OBJECTIVE ▸
Find the string "structured" in the records. Copy every line it appears in.

DATA SUPPLIED ▸
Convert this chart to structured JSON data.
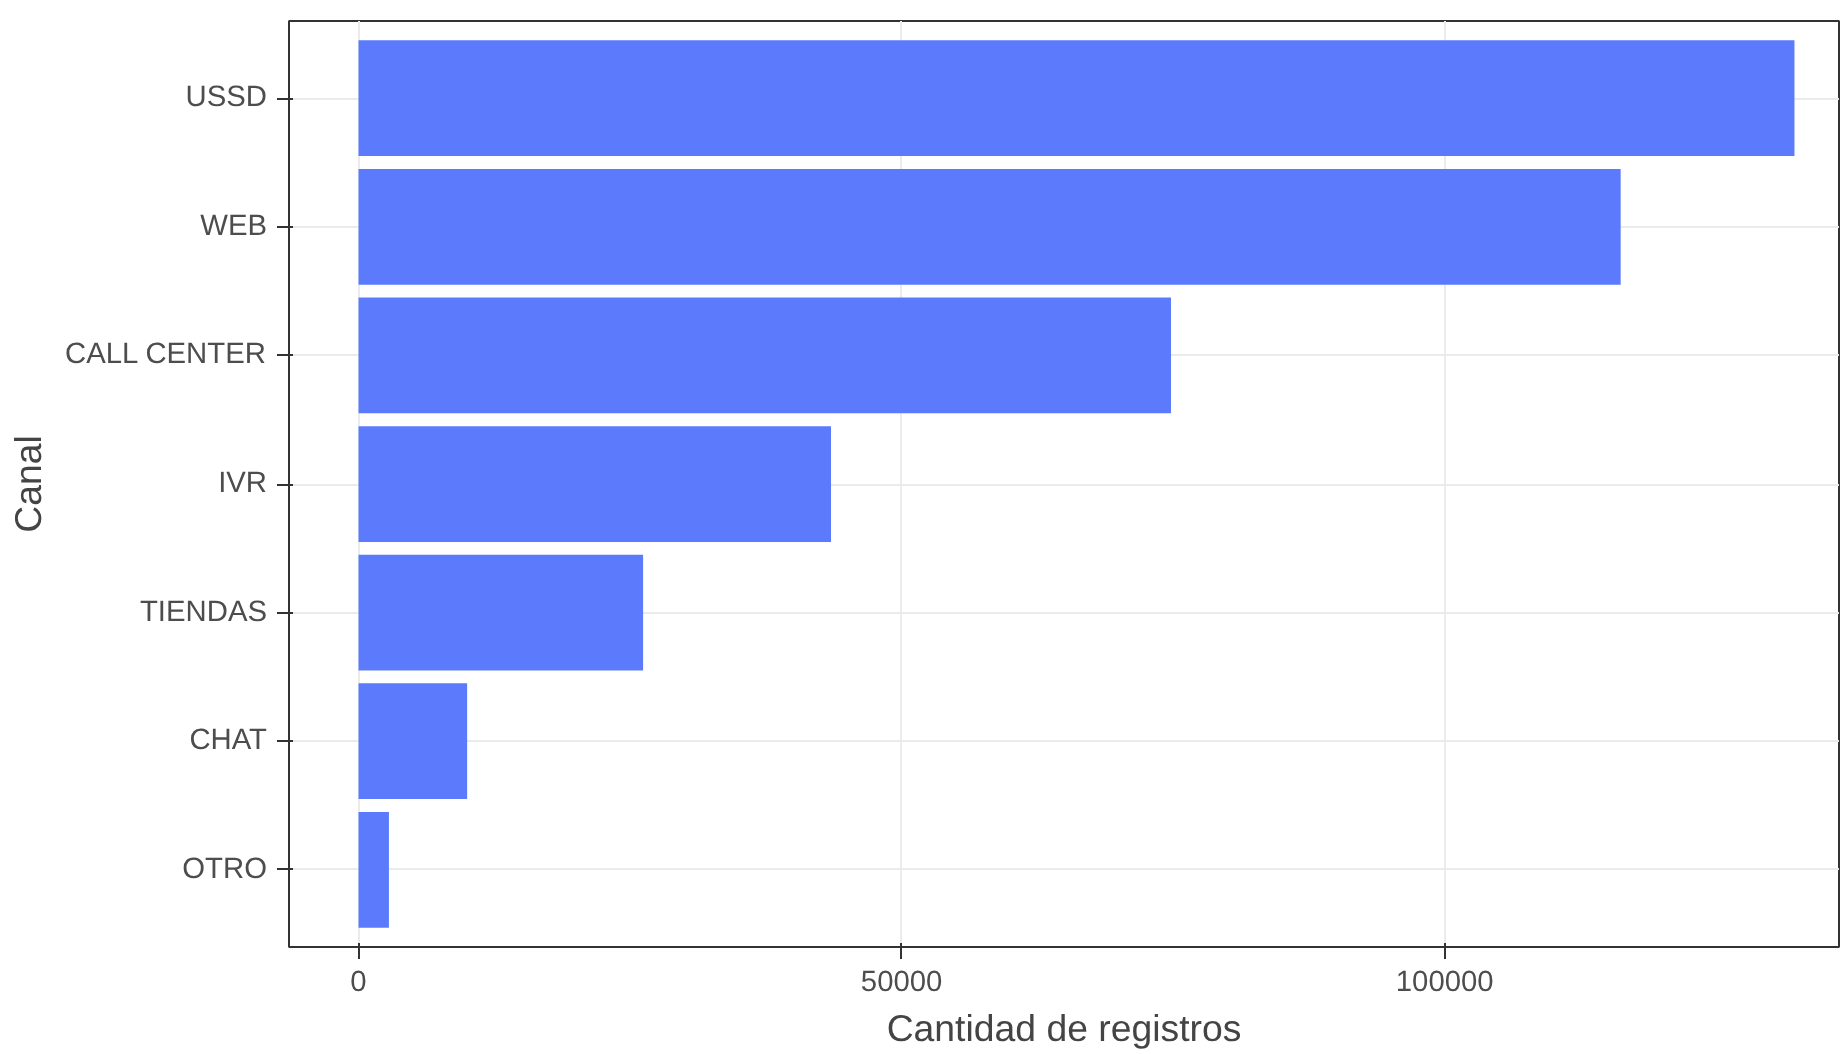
{
  "chart_data": {
    "type": "bar",
    "orientation": "horizontal",
    "xlabel": "Cantidad de registros",
    "ylabel": "Canal",
    "categories": [
      "USSD",
      "WEB",
      "CALL CENTER",
      "IVR",
      "TIENDAS",
      "CHAT",
      "OTRO"
    ],
    "values": [
      132200,
      116200,
      74800,
      43500,
      26200,
      10000,
      2800
    ],
    "color": "#5b7bfc",
    "xlim": [
      -6400,
      136300
    ],
    "xticks": [
      0,
      50000,
      100000
    ],
    "grid": true
  }
}
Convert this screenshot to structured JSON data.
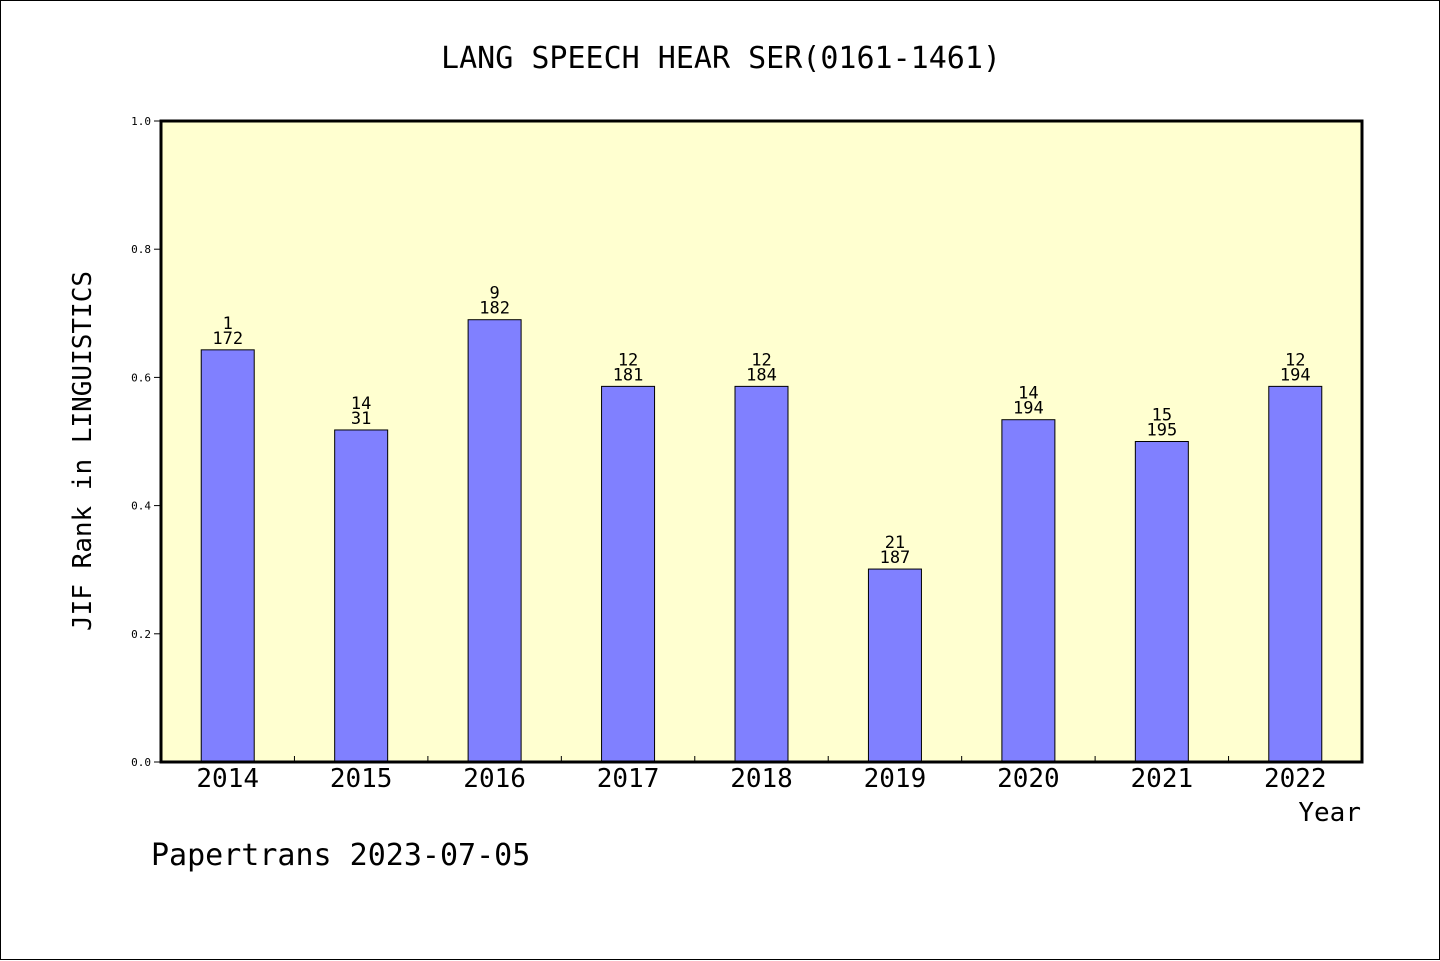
{
  "chart_data": {
    "type": "bar",
    "title": "LANG SPEECH HEAR SER(0161-1461)",
    "xlabel": "Year",
    "ylabel": "JIF Rank in LINGUISTICS",
    "ylim": [
      0,
      1.0
    ],
    "yticks": [
      "0.0",
      "0.2",
      "0.4",
      "0.6",
      "0.8",
      "1.0"
    ],
    "grid": false,
    "categories": [
      "2014",
      "2015",
      "2016",
      "2017",
      "2018",
      "2019",
      "2020",
      "2021",
      "2022"
    ],
    "values": [
      0.643,
      0.518,
      0.69,
      0.586,
      0.586,
      0.301,
      0.534,
      0.5,
      0.586
    ],
    "label_rank": [
      "1",
      "14",
      "9",
      "12",
      "12",
      "21",
      "14",
      "15",
      "12"
    ],
    "label_total": [
      "172",
      "31",
      "182",
      "181",
      "184",
      "187",
      "194",
      "195",
      "194"
    ],
    "colors": {
      "bar": "#8080ff",
      "plot_background": "#ffffd0",
      "axis": "#000000"
    }
  },
  "footer": {
    "text": "Papertrans 2023-07-05"
  }
}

THE REPLY ▸
Convert this chart to structured JSON data.
Convert this screenshot to structured JSON data.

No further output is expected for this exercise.